Dataset entries
- - -

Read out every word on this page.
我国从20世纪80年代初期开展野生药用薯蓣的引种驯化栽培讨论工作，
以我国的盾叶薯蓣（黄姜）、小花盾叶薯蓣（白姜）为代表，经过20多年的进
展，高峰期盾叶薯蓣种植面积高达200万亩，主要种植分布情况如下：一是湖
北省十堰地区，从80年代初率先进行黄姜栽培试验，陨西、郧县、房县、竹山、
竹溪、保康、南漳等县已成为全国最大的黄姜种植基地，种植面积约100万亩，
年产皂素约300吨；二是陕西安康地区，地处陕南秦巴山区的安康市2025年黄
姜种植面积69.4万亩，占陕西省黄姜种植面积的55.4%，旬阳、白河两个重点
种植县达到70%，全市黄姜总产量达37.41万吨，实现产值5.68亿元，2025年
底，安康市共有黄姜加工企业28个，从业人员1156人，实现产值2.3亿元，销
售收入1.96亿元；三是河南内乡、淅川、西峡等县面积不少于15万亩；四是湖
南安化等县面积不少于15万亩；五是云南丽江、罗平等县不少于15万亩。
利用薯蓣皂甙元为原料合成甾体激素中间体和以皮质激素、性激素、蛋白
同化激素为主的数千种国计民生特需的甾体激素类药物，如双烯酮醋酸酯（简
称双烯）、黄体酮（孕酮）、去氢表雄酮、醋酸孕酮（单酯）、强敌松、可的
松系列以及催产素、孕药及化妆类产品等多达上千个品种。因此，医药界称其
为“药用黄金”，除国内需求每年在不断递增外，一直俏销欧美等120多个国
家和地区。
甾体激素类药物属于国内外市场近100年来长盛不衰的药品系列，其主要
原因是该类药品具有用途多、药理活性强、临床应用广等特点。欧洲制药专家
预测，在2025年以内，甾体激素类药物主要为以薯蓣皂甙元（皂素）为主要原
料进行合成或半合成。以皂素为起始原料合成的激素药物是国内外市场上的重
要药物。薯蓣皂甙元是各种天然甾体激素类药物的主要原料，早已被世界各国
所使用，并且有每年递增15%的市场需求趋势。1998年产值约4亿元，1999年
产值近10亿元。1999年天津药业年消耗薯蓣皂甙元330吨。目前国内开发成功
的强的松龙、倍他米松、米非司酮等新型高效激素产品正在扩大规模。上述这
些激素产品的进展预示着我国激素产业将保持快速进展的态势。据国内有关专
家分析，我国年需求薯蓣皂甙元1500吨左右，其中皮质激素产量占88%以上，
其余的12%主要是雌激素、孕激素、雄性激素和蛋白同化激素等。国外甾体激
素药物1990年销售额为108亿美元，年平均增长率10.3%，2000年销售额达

- - -

To be done:
Go through the entries and repeat each one exactly.

Written response:
Read out every word on this page.
我国从20世纪80年代初期开展野生药用薯蓣的引种驯化栽培讨论工作，
以我国的盾叶薯蓣（黄姜）、小花盾叶薯蓣（白姜）为代表，经过20多年的进
展，高峰期盾叶薯蓣种植面积高达200万亩，主要种植分布情况如下：一是湖
北省十堰地区，从80年代初率先进行黄姜栽培试验，陨西、郧县、房县、竹山、
竹溪、保康、南漳等县已成为全国最大的黄姜种植基地，种植面积约100万亩，
年产皂素约300吨；二是陕西安康地区，地处陕南秦巴山区的安康市2025年黄
姜种植面积69.4万亩，占陕西省黄姜种植面积的55.4%，旬阳、白河两个重点
种植县达到70%，全市黄姜总产量达37.41万吨，实现产值5.68亿元，2025年
底，安康市共有黄姜加工企业28个，从业人员1156人，实现产值2.3亿元，销
售收入1.96亿元；三是河南内乡、淅川、西峡等县面积不少于15万亩；四是湖
南安化等县面积不少于15万亩；五是云南丽江、罗平等县不少于15万亩。
利用薯蓣皂甙元为原料合成甾体激素中间体和以皮质激素、性激素、蛋白
同化激素为主的数千种国计民生特需的甾体激素类药物，如双烯酮醋酸酯（简
称双烯）、黄体酮（孕酮）、去氢表雄酮、醋酸孕酮（单酯）、强敌松、可的
松系列以及催产素、孕药及化妆类产品等多达上千个品种。因此，医药界称其
为“药用黄金”，除国内需求每年在不断递增外，一直俏销欧美等120多个国
家和地区。
甾体激素类药物属于国内外市场近100年来长盛不衰的药品系列，其主要
原因是该类药品具有用途多、药理活性强、临床应用广等特点。欧洲制药专家
预测，在2025年以内，甾体激素类药物主要为以薯蓣皂甙元（皂素）为主要原
料进行合成或半合成。以皂素为起始原料合成的激素药物是国内外市场上的重
要药物。薯蓣皂甙元是各种天然甾体激素类药物的主要原料，早已被世界各国
所使用，并且有每年递增15%的市场需求趋势。1998年产值约4亿元，1999年
产值近10亿元。1999年天津药业年消耗薯蓣皂甙元330吨。目前国内开发成功
的强的松龙、倍他米松、米非司酮等新型高效激素产品正在扩大规模。上述这
些激素产品的进展预示着我国激素产业将保持快速进展的态势。据国内有关专
家分析，我国年需求薯蓣皂甙元1500吨左右，其中皮质激素产量占88%以上，
其余的12%主要是雌激素、孕激素、雄性激素和蛋白同化激素等。国外甾体激
素药物1990年销售额为108亿美元，年平均增长率10.3%，2000年销售额达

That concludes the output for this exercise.